Whenever a line below holds the word "dyetatko", copy that line.

┏━━

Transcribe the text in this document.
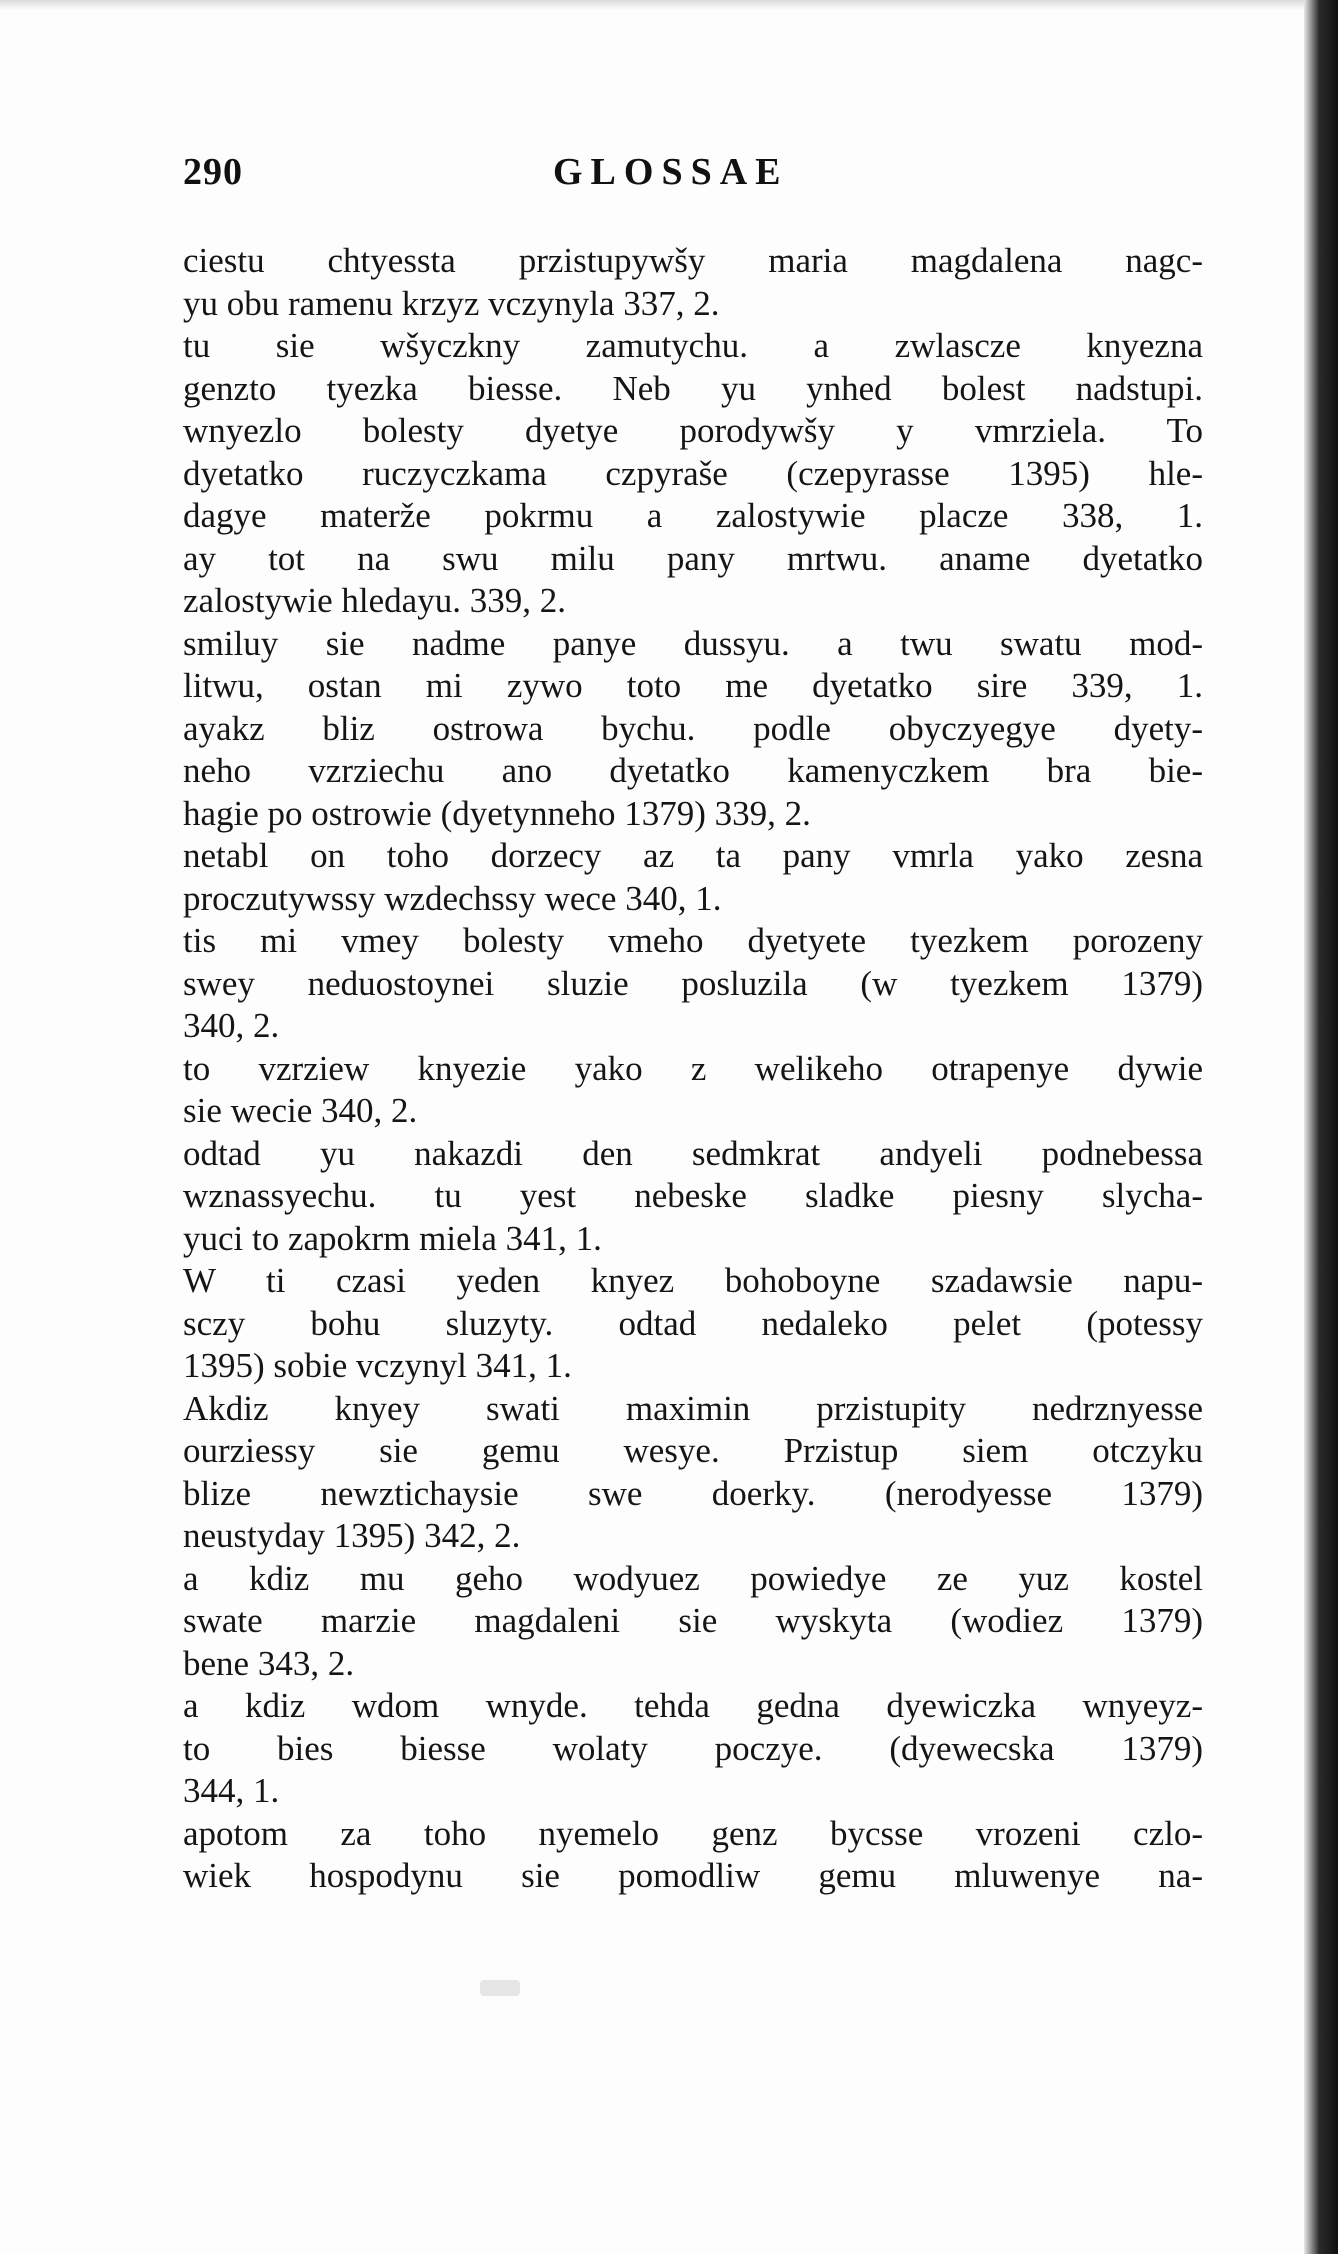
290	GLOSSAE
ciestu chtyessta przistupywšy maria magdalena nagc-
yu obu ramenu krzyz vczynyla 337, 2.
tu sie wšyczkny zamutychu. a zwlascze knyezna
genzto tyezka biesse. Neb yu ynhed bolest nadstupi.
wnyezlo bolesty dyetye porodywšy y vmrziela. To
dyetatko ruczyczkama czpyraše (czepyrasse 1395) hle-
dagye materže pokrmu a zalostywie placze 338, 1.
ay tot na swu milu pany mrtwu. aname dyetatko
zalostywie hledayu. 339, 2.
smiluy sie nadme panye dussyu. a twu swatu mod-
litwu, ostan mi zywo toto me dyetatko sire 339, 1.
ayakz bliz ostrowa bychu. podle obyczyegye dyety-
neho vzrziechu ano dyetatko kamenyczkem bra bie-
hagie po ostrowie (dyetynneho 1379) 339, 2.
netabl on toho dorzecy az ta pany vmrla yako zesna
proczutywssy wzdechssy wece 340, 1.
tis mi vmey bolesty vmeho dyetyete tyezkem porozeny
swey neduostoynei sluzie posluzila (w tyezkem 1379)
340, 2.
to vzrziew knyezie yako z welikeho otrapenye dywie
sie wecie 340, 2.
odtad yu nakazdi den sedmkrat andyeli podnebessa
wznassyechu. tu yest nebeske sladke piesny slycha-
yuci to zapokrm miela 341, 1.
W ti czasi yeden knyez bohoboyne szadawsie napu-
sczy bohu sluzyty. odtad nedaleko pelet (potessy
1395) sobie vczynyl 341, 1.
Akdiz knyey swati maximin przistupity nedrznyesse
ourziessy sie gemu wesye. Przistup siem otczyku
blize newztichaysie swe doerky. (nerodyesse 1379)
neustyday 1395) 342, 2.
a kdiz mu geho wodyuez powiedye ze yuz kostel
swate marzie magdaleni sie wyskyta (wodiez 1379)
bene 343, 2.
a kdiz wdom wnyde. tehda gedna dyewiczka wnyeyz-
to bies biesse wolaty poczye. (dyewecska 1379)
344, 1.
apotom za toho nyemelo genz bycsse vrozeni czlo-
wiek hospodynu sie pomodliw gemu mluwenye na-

┗━━
┏━━

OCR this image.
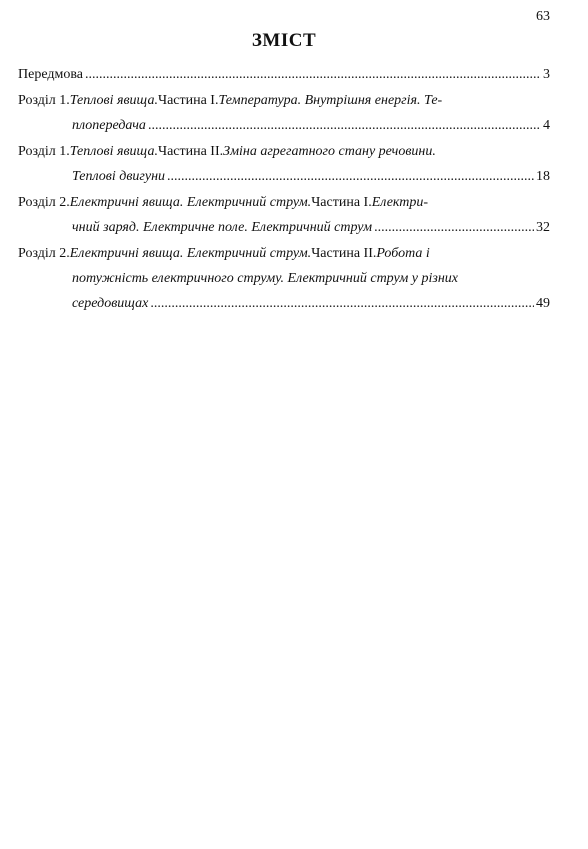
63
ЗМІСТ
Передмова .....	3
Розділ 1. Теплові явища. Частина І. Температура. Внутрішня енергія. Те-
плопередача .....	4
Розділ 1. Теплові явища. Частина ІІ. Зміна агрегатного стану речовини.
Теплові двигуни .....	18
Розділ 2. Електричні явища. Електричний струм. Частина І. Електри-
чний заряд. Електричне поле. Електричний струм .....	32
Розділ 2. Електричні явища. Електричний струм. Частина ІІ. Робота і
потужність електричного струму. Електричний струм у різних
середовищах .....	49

┗━━

Answer to this problem
dyetatko ruczyczkama czpyraše (czepyrasse 1395) hle-
ay tot na swu milu pany mrtwu. aname dyetatko
litwu, ostan mi zywo toto me dyetatko sire 339, 1.
neho vzrziechu ano dyetatko kamenyczkem bra bie-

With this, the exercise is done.